Quellenauszug.

┄┄┄┄┄┄┄┄┄┄

Ich finde es großartig – wie in Rudolstadt – mehrere Auftritte auf einem Festival zu haben. So kann man jedes Mal etwas anders machen: andere Setlist, Gäste auf die Bühne holen, mit dem Publikum singen. Es befreit, wenn nicht der ganze Fokus auf einem Set liegt.
Wenn ich auf einem Festival gebucht bin, versuche ich immer das ganze Wochenende dazubleiben und auch andere Konzerte als Zuhörer zu genießen. In Rudolstadt haben mir die Düsseldorf Düsterboys, Eric Bibb und Yagody sehr gefallen. Auch war ich natürlich bei meinen Freunden von den Henhouse Prowlers aus Chicago…

KW:

Wie siehst du derzeit die Lage der Folk-Musik in Deutschland? Gibt es sowas wie ein kleines Revival? Ich merke in Leipzig schon ein bisschen, dass vielleicht seit 5 Jahren vor allem US-amerikanische Roots Musik im Kommen ist.

DL:

Ich denke, musikalische Entwicklungen und Trends kommen oft in Wellen. Die letzten Jahre bzw. Jahrzehnte wurde die Musik in vielen Bereichen elektronischer. Vielleicht ist ein gewisser Punkt erreicht, wo elektronische Klänge sich abgenutzt haben und akustische Instrumente wieder eine neue Frische bringen, die die Menschen begeistern kann. Insofern steht einem neuen Folkrevival nichts im Wege!
Auch beobachte ich, dass viele junge Leute wieder die alte „Familiengitarre“ vom Dachboden holen und Freude am Spielen entwickeln, wie auch am gemeinsamen Singen. Es ist einfach ein unglaublich erfüllendes Erlebnis mit den eigenen Händen und eigener Stimme Musik zu machen. Eine Form der Selbstwirksamkeit, die in vielen Lebensbereichen den Menschen abhanden geht…
Auch erlebe ich ein wachsendes Interesse an Volkstanz-Abenden (Balfolk). Eine schöne Alternative zu isoliertem Rumgehopse in der Innenstadt-Disco!

KW:

Wie bist du an Bob Dylan gekommen? Was waren deine ersten Eindrücke? Was deine Lieblingsalben? Was fasziniert dich an ihm?

┄┄┄┄┄┄┄┄┄┄

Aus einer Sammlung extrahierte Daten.

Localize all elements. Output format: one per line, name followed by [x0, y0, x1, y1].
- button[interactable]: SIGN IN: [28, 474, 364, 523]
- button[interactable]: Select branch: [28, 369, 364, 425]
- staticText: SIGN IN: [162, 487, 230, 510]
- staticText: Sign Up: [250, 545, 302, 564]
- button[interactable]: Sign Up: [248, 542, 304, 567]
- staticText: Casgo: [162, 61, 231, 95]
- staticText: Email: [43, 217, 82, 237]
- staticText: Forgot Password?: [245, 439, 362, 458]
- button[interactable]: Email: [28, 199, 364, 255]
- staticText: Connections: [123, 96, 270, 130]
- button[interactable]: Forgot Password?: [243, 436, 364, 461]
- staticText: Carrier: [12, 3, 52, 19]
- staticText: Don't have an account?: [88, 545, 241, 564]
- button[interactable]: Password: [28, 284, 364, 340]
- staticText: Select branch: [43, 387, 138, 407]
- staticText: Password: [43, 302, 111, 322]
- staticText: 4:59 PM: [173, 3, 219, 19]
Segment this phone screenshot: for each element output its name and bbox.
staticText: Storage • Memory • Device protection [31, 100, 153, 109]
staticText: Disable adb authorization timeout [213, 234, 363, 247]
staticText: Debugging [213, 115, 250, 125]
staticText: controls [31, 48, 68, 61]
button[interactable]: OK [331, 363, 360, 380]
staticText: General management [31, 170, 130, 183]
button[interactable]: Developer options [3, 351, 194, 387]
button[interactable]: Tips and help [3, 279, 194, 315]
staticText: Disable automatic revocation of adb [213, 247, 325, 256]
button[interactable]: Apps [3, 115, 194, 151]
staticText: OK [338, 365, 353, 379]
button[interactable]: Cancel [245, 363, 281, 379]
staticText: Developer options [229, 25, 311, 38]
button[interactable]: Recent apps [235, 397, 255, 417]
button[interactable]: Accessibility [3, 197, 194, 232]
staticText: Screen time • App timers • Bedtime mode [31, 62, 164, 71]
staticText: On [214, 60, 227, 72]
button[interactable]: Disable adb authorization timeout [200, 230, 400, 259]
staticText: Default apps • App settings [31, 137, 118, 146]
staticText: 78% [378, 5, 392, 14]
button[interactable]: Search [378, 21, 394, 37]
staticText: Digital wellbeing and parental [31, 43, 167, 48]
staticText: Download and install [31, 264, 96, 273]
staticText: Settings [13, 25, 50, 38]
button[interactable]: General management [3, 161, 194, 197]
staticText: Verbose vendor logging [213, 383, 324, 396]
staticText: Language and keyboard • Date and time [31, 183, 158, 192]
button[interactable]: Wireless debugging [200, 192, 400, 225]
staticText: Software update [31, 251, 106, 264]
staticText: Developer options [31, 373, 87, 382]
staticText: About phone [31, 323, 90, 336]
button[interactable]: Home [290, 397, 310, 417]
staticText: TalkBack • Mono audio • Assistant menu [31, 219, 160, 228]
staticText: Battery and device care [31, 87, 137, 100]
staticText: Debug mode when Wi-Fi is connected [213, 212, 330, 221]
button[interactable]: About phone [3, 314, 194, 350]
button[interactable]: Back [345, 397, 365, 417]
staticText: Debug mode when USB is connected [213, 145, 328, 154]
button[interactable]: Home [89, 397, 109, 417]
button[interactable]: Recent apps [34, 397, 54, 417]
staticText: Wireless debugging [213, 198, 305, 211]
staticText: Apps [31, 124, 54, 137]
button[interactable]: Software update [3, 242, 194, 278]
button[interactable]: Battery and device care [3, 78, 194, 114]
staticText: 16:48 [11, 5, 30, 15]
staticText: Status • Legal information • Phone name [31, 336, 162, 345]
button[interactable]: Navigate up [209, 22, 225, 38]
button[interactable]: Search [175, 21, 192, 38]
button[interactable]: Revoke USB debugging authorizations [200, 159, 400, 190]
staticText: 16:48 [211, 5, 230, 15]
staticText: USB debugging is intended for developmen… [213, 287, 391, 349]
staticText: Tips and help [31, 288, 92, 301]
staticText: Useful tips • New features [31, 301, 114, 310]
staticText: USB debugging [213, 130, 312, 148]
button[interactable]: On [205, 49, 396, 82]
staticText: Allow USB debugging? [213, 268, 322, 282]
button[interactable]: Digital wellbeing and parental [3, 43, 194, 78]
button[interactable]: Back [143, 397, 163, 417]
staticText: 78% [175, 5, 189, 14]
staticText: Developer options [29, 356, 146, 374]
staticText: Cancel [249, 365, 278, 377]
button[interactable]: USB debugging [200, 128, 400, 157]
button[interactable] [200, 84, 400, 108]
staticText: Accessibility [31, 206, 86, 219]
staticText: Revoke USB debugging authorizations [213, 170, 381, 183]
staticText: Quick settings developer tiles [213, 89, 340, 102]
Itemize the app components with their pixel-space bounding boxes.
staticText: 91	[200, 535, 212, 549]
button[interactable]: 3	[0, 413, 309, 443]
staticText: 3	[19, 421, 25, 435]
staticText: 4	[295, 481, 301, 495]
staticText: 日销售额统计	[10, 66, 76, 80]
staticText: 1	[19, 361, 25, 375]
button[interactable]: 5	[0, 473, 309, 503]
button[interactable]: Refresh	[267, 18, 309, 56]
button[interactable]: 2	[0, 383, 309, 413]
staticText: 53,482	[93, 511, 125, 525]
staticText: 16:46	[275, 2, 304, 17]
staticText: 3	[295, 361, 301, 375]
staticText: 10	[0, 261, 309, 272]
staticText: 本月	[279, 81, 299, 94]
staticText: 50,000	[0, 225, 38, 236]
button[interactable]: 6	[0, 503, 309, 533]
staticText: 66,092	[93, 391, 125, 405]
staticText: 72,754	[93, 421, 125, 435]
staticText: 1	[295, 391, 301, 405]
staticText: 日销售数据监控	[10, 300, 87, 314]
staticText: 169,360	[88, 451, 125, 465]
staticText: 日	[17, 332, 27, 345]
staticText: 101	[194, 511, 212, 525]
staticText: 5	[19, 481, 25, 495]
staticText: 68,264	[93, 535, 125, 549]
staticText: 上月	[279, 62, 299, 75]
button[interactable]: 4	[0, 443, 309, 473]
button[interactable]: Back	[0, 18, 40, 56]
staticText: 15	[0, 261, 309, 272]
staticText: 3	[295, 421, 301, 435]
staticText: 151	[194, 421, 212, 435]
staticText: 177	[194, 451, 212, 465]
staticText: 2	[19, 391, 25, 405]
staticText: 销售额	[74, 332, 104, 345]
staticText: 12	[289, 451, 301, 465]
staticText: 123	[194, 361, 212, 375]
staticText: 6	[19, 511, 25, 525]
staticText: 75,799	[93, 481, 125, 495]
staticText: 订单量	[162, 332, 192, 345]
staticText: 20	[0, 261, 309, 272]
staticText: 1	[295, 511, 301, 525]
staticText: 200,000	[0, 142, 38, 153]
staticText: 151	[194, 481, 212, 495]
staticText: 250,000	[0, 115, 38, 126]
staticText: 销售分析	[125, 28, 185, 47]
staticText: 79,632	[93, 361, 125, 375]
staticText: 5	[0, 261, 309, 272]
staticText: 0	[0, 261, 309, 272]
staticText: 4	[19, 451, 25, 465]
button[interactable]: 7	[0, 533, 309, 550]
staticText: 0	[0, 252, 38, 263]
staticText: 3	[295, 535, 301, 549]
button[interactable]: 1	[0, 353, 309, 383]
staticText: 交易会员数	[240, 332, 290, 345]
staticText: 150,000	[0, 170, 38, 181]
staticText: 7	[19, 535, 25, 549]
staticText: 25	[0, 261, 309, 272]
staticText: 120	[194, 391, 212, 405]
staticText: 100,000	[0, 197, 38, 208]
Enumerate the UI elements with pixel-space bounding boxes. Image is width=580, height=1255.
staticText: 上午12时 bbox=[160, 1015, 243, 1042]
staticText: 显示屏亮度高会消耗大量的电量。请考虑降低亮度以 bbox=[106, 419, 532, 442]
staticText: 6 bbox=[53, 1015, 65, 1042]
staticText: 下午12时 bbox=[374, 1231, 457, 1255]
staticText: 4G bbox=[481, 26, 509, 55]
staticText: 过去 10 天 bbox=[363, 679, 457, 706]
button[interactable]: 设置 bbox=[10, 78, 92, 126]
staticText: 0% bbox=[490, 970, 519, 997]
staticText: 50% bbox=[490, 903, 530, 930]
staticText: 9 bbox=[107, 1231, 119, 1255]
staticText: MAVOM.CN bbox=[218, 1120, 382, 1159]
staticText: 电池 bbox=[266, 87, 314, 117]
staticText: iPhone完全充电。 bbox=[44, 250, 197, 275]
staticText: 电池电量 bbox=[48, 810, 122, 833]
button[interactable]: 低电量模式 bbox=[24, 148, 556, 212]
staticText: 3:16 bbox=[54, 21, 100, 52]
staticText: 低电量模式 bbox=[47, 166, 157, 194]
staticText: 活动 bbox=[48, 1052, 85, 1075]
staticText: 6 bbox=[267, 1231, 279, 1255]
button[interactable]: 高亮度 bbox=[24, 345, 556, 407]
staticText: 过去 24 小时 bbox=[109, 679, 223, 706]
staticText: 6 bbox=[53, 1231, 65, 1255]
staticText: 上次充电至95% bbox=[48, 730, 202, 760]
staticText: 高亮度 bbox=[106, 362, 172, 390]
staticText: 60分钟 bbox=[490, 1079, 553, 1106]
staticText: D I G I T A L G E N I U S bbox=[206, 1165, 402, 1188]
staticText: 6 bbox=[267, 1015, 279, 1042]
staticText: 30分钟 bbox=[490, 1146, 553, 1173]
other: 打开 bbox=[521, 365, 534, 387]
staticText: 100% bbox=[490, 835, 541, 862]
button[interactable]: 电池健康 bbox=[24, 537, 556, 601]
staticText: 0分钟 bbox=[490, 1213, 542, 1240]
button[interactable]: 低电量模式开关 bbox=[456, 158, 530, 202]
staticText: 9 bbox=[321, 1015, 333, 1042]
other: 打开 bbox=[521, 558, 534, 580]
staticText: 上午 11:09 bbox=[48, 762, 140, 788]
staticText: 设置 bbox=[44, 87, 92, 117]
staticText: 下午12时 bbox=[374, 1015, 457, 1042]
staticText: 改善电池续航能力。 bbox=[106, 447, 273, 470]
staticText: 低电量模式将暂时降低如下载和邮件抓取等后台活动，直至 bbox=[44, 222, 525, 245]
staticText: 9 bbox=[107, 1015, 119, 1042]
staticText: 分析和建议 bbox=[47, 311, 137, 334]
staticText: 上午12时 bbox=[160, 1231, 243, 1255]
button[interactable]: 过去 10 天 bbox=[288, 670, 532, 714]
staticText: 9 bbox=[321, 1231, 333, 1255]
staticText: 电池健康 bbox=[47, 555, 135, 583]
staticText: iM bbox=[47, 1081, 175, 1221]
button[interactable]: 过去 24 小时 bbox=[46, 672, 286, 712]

┄┄┄┄┄┄┄┄┄┄

Zähle alle Bands und Musiker auf, deren Konzerte die befragte Person laut dem Interviewausschnitt in Rudolstadt als Zuhörer besucht hat.

- Düsseldorf Düsterboys
- Eric Bibb
- Yagody
- Henhouse Prowlers